Count how many lines hold the string "datos". Answer with that number and nothing more.

Records shown start

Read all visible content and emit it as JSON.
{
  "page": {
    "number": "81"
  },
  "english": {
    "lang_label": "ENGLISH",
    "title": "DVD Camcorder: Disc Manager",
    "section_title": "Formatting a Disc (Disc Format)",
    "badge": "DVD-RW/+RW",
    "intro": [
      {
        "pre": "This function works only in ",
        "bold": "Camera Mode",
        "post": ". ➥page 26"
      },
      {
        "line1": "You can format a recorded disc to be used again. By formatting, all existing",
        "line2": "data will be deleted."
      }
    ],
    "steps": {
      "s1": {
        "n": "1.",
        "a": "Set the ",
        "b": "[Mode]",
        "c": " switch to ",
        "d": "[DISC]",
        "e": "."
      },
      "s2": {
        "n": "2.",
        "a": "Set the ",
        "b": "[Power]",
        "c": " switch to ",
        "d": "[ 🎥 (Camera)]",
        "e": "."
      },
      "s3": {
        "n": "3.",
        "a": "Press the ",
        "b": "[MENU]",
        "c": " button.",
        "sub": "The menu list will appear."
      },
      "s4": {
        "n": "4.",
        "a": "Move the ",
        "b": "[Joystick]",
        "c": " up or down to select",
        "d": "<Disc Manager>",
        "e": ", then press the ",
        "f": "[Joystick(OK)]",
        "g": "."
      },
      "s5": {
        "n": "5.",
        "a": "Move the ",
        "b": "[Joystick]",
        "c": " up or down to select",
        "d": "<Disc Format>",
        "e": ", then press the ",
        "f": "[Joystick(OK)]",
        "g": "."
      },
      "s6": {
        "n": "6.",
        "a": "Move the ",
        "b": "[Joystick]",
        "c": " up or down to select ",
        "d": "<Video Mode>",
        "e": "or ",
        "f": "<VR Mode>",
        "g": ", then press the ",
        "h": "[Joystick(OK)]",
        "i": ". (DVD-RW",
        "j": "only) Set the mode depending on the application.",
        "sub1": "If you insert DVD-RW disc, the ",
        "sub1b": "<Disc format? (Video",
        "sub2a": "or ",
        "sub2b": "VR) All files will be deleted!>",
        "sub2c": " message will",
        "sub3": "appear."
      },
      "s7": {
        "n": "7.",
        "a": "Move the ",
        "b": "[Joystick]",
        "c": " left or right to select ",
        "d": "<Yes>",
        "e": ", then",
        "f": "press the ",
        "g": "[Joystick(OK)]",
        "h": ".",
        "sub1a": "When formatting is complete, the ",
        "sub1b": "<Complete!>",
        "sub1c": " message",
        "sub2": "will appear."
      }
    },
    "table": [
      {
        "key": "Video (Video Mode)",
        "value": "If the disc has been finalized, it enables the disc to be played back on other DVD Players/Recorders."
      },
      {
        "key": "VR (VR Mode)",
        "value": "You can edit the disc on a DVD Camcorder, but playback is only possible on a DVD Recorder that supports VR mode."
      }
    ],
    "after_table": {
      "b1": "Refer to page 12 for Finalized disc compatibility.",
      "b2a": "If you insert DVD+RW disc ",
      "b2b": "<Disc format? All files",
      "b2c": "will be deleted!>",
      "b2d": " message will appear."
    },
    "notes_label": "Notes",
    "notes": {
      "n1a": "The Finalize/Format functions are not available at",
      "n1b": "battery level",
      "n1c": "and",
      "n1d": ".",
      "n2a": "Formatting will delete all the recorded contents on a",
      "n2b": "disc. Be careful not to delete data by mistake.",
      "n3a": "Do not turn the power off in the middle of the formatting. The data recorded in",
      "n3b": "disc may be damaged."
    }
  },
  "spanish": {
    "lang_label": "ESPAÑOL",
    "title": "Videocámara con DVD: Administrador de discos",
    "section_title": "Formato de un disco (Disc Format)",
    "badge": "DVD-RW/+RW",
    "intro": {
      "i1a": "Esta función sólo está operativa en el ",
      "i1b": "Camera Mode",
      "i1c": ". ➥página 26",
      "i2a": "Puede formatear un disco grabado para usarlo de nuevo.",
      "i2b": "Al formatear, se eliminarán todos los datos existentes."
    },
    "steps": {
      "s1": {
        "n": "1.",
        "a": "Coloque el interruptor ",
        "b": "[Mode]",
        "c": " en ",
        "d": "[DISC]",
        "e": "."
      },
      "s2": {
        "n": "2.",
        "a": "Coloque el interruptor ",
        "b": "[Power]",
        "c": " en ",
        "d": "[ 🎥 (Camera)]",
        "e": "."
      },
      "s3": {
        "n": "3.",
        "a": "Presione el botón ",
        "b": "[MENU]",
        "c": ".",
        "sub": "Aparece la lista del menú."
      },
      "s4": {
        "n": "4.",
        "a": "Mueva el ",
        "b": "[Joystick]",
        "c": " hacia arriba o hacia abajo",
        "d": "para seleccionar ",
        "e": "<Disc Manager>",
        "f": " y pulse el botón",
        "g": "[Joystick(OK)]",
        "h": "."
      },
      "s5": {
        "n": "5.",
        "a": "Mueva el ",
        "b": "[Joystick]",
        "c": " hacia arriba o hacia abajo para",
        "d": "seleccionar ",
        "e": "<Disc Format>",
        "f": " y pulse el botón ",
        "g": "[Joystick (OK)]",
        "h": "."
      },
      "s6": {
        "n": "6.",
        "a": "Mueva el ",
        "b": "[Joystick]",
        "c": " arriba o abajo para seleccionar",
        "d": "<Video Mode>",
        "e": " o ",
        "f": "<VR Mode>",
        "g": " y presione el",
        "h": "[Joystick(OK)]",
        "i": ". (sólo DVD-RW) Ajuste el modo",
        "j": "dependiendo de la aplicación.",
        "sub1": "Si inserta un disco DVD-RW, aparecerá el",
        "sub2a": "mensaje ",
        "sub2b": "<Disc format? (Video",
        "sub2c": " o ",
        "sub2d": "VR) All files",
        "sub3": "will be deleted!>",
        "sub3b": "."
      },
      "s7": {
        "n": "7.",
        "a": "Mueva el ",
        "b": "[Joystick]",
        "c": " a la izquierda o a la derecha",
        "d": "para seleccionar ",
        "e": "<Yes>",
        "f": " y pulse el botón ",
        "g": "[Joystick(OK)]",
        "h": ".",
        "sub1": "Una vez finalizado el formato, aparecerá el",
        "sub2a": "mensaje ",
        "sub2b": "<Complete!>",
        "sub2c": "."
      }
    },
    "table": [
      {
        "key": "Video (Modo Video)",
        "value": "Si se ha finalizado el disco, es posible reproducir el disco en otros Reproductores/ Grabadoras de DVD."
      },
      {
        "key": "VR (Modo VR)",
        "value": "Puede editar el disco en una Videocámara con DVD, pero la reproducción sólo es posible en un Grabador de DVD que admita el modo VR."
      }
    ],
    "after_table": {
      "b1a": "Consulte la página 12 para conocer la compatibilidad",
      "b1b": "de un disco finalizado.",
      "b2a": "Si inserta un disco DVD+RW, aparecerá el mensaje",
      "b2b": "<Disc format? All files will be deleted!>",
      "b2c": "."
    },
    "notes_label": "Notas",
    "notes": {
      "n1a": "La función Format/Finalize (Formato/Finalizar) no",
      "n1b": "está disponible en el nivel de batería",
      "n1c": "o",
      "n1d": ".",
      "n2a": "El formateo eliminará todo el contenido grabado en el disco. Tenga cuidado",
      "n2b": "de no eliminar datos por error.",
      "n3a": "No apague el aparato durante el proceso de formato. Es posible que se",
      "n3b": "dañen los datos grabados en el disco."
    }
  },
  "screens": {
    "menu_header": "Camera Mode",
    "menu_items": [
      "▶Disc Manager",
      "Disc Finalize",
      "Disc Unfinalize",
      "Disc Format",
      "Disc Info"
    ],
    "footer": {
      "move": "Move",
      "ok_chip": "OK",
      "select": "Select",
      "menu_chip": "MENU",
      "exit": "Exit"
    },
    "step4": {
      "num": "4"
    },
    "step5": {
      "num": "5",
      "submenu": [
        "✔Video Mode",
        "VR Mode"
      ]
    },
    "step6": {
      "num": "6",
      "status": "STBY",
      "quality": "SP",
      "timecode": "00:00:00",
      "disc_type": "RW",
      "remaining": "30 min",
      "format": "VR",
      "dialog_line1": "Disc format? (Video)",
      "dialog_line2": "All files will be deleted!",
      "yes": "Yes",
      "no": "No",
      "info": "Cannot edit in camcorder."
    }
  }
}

Records shown end

Solved problem:
3